» Requirement
Take the records underneath and set them down exactly.

═══ Dataset extract

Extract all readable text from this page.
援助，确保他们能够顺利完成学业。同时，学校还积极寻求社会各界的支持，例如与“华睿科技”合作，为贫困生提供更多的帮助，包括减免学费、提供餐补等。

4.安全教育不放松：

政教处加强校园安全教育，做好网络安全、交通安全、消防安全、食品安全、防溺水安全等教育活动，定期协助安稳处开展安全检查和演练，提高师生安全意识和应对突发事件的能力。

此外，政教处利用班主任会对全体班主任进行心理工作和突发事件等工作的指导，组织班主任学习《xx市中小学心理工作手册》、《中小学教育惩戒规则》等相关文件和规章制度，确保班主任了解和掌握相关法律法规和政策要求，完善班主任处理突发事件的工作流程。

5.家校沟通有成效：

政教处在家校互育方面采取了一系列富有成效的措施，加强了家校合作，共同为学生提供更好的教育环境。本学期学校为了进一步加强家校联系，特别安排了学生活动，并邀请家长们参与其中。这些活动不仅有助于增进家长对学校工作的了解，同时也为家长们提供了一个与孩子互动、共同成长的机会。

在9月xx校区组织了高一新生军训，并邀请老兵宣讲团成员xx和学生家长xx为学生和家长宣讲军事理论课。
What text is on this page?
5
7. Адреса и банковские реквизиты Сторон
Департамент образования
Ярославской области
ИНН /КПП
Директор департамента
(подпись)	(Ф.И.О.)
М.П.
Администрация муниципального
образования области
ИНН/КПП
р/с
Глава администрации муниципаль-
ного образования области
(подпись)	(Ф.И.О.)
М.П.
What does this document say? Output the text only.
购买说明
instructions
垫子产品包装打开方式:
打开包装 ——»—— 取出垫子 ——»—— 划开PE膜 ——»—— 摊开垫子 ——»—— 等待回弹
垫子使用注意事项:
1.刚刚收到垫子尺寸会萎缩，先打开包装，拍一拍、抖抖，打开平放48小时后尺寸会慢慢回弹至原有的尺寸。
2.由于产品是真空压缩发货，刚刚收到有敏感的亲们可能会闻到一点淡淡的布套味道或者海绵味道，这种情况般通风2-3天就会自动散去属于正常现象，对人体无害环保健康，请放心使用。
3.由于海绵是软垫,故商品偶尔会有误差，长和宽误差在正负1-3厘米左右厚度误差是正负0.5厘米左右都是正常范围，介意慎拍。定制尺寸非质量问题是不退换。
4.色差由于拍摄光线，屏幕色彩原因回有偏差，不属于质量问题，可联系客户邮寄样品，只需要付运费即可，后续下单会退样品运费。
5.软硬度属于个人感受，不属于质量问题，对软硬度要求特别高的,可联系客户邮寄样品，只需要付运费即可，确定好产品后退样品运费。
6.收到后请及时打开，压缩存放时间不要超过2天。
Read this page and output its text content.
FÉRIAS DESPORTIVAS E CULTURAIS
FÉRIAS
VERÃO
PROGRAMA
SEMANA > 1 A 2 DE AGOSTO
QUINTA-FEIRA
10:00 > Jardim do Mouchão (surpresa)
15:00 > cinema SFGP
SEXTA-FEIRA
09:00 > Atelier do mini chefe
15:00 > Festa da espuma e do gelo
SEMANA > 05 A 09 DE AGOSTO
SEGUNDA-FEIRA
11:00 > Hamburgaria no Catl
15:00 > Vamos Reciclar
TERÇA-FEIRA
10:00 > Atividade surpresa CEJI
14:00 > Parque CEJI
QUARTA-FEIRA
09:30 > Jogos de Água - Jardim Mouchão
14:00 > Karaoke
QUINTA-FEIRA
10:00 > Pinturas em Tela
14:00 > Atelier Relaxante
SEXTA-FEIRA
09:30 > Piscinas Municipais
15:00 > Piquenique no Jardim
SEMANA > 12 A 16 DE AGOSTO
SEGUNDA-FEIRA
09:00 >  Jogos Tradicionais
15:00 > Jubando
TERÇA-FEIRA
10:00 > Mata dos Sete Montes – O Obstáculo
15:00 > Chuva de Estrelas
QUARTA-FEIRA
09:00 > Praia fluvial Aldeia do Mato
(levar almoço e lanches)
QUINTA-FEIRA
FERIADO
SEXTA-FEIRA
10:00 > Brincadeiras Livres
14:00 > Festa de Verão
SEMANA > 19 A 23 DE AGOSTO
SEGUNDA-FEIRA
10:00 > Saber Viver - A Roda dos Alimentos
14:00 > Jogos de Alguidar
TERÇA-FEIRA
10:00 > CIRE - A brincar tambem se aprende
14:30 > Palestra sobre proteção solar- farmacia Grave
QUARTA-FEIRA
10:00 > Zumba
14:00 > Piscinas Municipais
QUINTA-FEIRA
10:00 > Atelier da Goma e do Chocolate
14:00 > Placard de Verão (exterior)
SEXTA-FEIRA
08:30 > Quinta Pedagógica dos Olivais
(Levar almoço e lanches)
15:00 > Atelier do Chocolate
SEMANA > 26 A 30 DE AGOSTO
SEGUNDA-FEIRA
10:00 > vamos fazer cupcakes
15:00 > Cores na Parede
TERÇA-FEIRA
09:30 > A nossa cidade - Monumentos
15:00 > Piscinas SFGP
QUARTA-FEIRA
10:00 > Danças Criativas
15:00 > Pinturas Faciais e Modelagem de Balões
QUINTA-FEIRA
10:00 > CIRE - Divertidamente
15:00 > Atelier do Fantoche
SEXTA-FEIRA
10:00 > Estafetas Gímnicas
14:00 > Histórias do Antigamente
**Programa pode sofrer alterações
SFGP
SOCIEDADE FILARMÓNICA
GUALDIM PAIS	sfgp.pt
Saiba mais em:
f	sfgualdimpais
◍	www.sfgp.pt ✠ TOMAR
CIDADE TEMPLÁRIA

══════

» Response for this exercise
Extract all readable text from this page.
援助，确保他们能够顺利完成学业。同时，学校还积极寻求社会各界的支持，例如与“华睿科技”合作，为贫困生提供更多的帮助，包括减免学费、提供餐补等。

4.安全教育不放松：

政教处加强校园安全教育，做好网络安全、交通安全、消防安全、食品安全、防溺水安全等教育活动，定期协助安稳处开展安全检查和演练，提高师生安全意识和应对突发事件的能力。

此外，政教处利用班主任会对全体班主任进行心理工作和突发事件等工作的指导，组织班主任学习《xx市中小学心理工作手册》、《中小学教育惩戒规则》等相关文件和规章制度，确保班主任了解和掌握相关法律法规和政策要求，完善班主任处理突发事件的工作流程。

5.家校沟通有成效：

政教处在家校互育方面采取了一系列富有成效的措施，加强了家校合作，共同为学生提供更好的教育环境。本学期学校为了进一步加强家校联系，特别安排了学生活动，并邀请家长们参与其中。这些活动不仅有助于增进家长对学校工作的了解，同时也为家长们提供了一个与孩子互动、共同成长的机会。

在9月xx校区组织了高一新生军训，并邀请老兵宣讲团成员xx和学生家长xx为学生和家长宣讲军事理论课。
What text is on this page?
5
7. Адреса и банковские реквизиты Сторон
Департамент образования
Ярославской области
ИНН /КПП
Директор департамента
(подпись)	(Ф.И.О.)
М.П.
Администрация муниципального
образования области
ИНН/КПП
р/с
Глава администрации муниципаль-
ного образования области
(подпись)	(Ф.И.О.)
М.П.
What does this document say? Output the text only.
购买说明
instructions
垫子产品包装打开方式:
打开包装 ——»—— 取出垫子 ——»—— 划开PE膜 ——»—— 摊开垫子 ——»—— 等待回弹
垫子使用注意事项:
1.刚刚收到垫子尺寸会萎缩，先打开包装，拍一拍、抖抖，打开平放48小时后尺寸会慢慢回弹至原有的尺寸。
2.由于产品是真空压缩发货，刚刚收到有敏感的亲们可能会闻到一点淡淡的布套味道或者海绵味道，这种情况般通风2-3天就会自动散去属于正常现象，对人体无害环保健康，请放心使用。
3.由于海绵是软垫,故商品偶尔会有误差，长和宽误差在正负1-3厘米左右厚度误差是正负0.5厘米左右都是正常范围，介意慎拍。定制尺寸非质量问题是不退换。
4.色差由于拍摄光线，屏幕色彩原因回有偏差，不属于质量问题，可联系客户邮寄样品，只需要付运费即可，后续下单会退样品运费。
5.软硬度属于个人感受，不属于质量问题，对软硬度要求特别高的,可联系客户邮寄样品，只需要付运费即可，确定好产品后退样品运费。
6.收到后请及时打开，压缩存放时间不要超过2天。
Read this page and output its text content.
FÉRIAS DESPORTIVAS E CULTURAIS
FÉRIAS
VERÃO
PROGRAMA
SEMANA > 1 A 2 DE AGOSTO
QUINTA-FEIRA
10:00 > Jardim do Mouchão (surpresa)
15:00 > cinema SFGP
SEXTA-FEIRA
09:00 > Atelier do mini chefe
15:00 > Festa da espuma e do gelo
SEMANA > 05 A 09 DE AGOSTO
SEGUNDA-FEIRA
11:00 > Hamburgaria no Catl
15:00 > Vamos Reciclar
TERÇA-FEIRA
10:00 > Atividade surpresa CEJI
14:00 > Parque CEJI
QUARTA-FEIRA
09:30 > Jogos de Água - Jardim Mouchão
14:00 > Karaoke
QUINTA-FEIRA
10:00 > Pinturas em Tela
14:00 > Atelier Relaxante
SEXTA-FEIRA
09:30 > Piscinas Municipais
15:00 > Piquenique no Jardim
SEMANA > 12 A 16 DE AGOSTO
SEGUNDA-FEIRA
09:00 >  Jogos Tradicionais
15:00 > Jubando
TERÇA-FEIRA
10:00 > Mata dos Sete Montes – O Obstáculo
15:00 > Chuva de Estrelas
QUARTA-FEIRA
09:00 > Praia fluvial Aldeia do Mato
(levar almoço e lanches)
QUINTA-FEIRA
FERIADO
SEXTA-FEIRA
10:00 > Brincadeiras Livres
14:00 > Festa de Verão
SEMANA > 19 A 23 DE AGOSTO
SEGUNDA-FEIRA
10:00 > Saber Viver - A Roda dos Alimentos
14:00 > Jogos de Alguidar
TERÇA-FEIRA
10:00 > CIRE - A brincar tambem se aprende
14:30 > Palestra sobre proteção solar- farmacia Grave
QUARTA-FEIRA
10:00 > Zumba
14:00 > Piscinas Municipais
QUINTA-FEIRA
10:00 > Atelier da Goma e do Chocolate
14:00 > Placard de Verão (exterior)
SEXTA-FEIRA
08:30 > Quinta Pedagógica dos Olivais
(Levar almoço e lanches)
15:00 > Atelier do Chocolate
SEMANA > 26 A 30 DE AGOSTO
SEGUNDA-FEIRA
10:00 > vamos fazer cupcakes
15:00 > Cores na Parede
TERÇA-FEIRA
09:30 > A nossa cidade - Monumentos
15:00 > Piscinas SFGP
QUARTA-FEIRA
10:00 > Danças Criativas
15:00 > Pinturas Faciais e Modelagem de Balões
QUINTA-FEIRA
10:00 > CIRE - Divertidamente
15:00 > Atelier do Fantoche
SEXTA-FEIRA
10:00 > Estafetas Gímnicas
14:00 > Histórias do Antigamente
**Programa pode sofrer alterações
SFGP
SOCIEDADE FILARMÓNICA
GUALDIM PAIS	sfgp.pt
Saiba mais em:
f	sfgualdimpais
◍	www.sfgp.pt ✠ TOMAR
CIDADE TEMPLÁRIA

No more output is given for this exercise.